▸ **Given task**: The records that follow are to be repeated without alteration.

▸ **Provided records**:

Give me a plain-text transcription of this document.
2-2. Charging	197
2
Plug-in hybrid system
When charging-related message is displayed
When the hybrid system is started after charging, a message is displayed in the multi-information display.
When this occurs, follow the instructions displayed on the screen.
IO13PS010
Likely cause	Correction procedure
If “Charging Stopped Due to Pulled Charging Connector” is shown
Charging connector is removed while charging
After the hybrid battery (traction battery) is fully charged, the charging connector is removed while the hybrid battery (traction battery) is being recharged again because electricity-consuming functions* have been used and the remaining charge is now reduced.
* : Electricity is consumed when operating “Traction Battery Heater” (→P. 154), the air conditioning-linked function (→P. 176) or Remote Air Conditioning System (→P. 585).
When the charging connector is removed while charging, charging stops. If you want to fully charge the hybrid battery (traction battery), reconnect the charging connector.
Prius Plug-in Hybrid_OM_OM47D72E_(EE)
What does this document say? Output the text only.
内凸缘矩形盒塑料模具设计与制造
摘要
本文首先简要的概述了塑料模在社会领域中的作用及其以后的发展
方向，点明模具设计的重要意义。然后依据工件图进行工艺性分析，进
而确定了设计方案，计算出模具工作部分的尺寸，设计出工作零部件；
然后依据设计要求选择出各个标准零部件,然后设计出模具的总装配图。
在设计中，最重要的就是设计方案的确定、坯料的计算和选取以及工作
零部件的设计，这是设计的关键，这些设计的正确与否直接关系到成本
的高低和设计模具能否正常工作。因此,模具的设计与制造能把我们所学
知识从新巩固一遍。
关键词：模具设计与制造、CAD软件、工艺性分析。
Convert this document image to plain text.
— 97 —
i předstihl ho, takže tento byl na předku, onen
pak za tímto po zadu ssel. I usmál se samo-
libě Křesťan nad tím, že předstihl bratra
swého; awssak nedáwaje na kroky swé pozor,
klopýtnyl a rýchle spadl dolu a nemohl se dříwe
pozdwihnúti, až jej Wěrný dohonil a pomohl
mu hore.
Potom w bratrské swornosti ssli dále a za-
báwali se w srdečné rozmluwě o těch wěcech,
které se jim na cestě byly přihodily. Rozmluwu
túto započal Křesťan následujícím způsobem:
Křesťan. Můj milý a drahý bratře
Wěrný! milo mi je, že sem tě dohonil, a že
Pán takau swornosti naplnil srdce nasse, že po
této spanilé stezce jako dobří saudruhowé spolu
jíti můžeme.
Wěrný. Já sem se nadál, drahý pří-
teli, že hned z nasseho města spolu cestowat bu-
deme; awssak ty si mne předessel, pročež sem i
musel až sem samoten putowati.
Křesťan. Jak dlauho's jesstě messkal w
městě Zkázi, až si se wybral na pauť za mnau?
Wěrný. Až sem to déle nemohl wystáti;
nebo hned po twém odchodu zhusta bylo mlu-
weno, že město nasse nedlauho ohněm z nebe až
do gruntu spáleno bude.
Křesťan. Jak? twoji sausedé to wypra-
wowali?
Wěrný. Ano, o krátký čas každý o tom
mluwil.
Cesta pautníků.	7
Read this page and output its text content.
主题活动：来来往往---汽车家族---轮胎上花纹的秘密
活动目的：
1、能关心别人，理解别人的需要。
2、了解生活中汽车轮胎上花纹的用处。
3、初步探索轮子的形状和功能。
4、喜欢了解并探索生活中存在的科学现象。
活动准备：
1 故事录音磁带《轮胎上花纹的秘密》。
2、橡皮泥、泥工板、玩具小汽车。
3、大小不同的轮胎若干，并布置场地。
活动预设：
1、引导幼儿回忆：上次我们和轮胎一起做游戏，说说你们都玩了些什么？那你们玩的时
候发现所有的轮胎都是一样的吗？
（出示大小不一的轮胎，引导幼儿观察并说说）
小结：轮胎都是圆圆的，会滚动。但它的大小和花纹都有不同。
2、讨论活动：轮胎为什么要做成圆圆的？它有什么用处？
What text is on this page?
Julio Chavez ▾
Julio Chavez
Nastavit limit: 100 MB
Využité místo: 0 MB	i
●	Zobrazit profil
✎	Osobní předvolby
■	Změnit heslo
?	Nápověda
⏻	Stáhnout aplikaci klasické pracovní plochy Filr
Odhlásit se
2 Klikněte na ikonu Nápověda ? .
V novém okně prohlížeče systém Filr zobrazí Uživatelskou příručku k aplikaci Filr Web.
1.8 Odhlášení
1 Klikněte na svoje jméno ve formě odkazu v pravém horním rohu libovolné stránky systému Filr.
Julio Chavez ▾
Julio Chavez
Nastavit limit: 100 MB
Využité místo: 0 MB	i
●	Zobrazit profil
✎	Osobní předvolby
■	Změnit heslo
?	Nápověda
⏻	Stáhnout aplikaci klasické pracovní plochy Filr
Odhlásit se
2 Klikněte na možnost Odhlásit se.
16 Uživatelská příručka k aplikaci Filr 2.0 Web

▸ **Exercise answer**:
Give me a plain-text transcription of this document.
2-2. Charging	197
2
Plug-in hybrid system
When charging-related message is displayed
When the hybrid system is started after charging, a message is displayed in the multi-information display.
When this occurs, follow the instructions displayed on the screen.
IO13PS010
Likely cause	Correction procedure
If “Charging Stopped Due to Pulled Charging Connector” is shown
Charging connector is removed while charging
After the hybrid battery (traction battery) is fully charged, the charging connector is removed while the hybrid battery (traction battery) is being recharged again because electricity-consuming functions* have been used and the remaining charge is now reduced.
* : Electricity is consumed when operating “Traction Battery Heater” (→P. 154), the air conditioning-linked function (→P. 176) or Remote Air Conditioning System (→P. 585).
When the charging connector is removed while charging, charging stops. If you want to fully charge the hybrid battery (traction battery), reconnect the charging connector.
Prius Plug-in Hybrid_OM_OM47D72E_(EE)
What does this document say? Output the text only.
内凸缘矩形盒塑料模具设计与制造
摘要
本文首先简要的概述了塑料模在社会领域中的作用及其以后的发展
方向，点明模具设计的重要意义。然后依据工件图进行工艺性分析，进
而确定了设计方案，计算出模具工作部分的尺寸，设计出工作零部件；
然后依据设计要求选择出各个标准零部件,然后设计出模具的总装配图。
在设计中，最重要的就是设计方案的确定、坯料的计算和选取以及工作
零部件的设计，这是设计的关键，这些设计的正确与否直接关系到成本
的高低和设计模具能否正常工作。因此,模具的设计与制造能把我们所学
知识从新巩固一遍。
关键词：模具设计与制造、CAD软件、工艺性分析。
Convert this document image to plain text.
— 97 —
i předstihl ho, takže tento byl na předku, onen
pak za tímto po zadu ssel. I usmál se samo-
libě Křesťan nad tím, že předstihl bratra
swého; awssak nedáwaje na kroky swé pozor,
klopýtnyl a rýchle spadl dolu a nemohl se dříwe
pozdwihnúti, až jej Wěrný dohonil a pomohl
mu hore.
Potom w bratrské swornosti ssli dále a za-
báwali se w srdečné rozmluwě o těch wěcech,
které se jim na cestě byly přihodily. Rozmluwu
túto započal Křesťan následujícím způsobem:
Křesťan. Můj milý a drahý bratře
Wěrný! milo mi je, že sem tě dohonil, a že
Pán takau swornosti naplnil srdce nasse, že po
této spanilé stezce jako dobří saudruhowé spolu
jíti můžeme.
Wěrný. Já sem se nadál, drahý pří-
teli, že hned z nasseho města spolu cestowat bu-
deme; awssak ty si mne předessel, pročež sem i
musel až sem samoten putowati.
Křesťan. Jak dlauho's jesstě messkal w
městě Zkázi, až si se wybral na pauť za mnau?
Wěrný. Až sem to déle nemohl wystáti;
nebo hned po twém odchodu zhusta bylo mlu-
weno, že město nasse nedlauho ohněm z nebe až
do gruntu spáleno bude.
Křesťan. Jak? twoji sausedé to wypra-
wowali?
Wěrný. Ano, o krátký čas každý o tom
mluwil.
Cesta pautníků.	7
Read this page and output its text content.
主题活动：来来往往---汽车家族---轮胎上花纹的秘密
活动目的：
1、能关心别人，理解别人的需要。
2、了解生活中汽车轮胎上花纹的用处。
3、初步探索轮子的形状和功能。
4、喜欢了解并探索生活中存在的科学现象。
活动准备：
1 故事录音磁带《轮胎上花纹的秘密》。
2、橡皮泥、泥工板、玩具小汽车。
3、大小不同的轮胎若干，并布置场地。
活动预设：
1、引导幼儿回忆：上次我们和轮胎一起做游戏，说说你们都玩了些什么？那你们玩的时
候发现所有的轮胎都是一样的吗？
（出示大小不一的轮胎，引导幼儿观察并说说）
小结：轮胎都是圆圆的，会滚动。但它的大小和花纹都有不同。
2、讨论活动：轮胎为什么要做成圆圆的？它有什么用处？
What text is on this page?
Julio Chavez ▾
Julio Chavez
Nastavit limit: 100 MB
Využité místo: 0 MB	i
●	Zobrazit profil
✎	Osobní předvolby
■	Změnit heslo
?	Nápověda
⏻	Stáhnout aplikaci klasické pracovní plochy Filr
Odhlásit se
2 Klikněte na ikonu Nápověda ? .
V novém okně prohlížeče systém Filr zobrazí Uživatelskou příručku k aplikaci Filr Web.
1.8 Odhlášení
1 Klikněte na svoje jméno ve formě odkazu v pravém horním rohu libovolné stránky systému Filr.
Julio Chavez ▾
Julio Chavez
Nastavit limit: 100 MB
Využité místo: 0 MB	i
●	Zobrazit profil
✎	Osobní předvolby
■	Změnit heslo
?	Nápověda
⏻	Stáhnout aplikaci klasické pracovní plochy Filr
Odhlásit se
2 Klikněte na možnost Odhlásit se.
16 Uživatelská příručka k aplikaci Filr 2.0 Web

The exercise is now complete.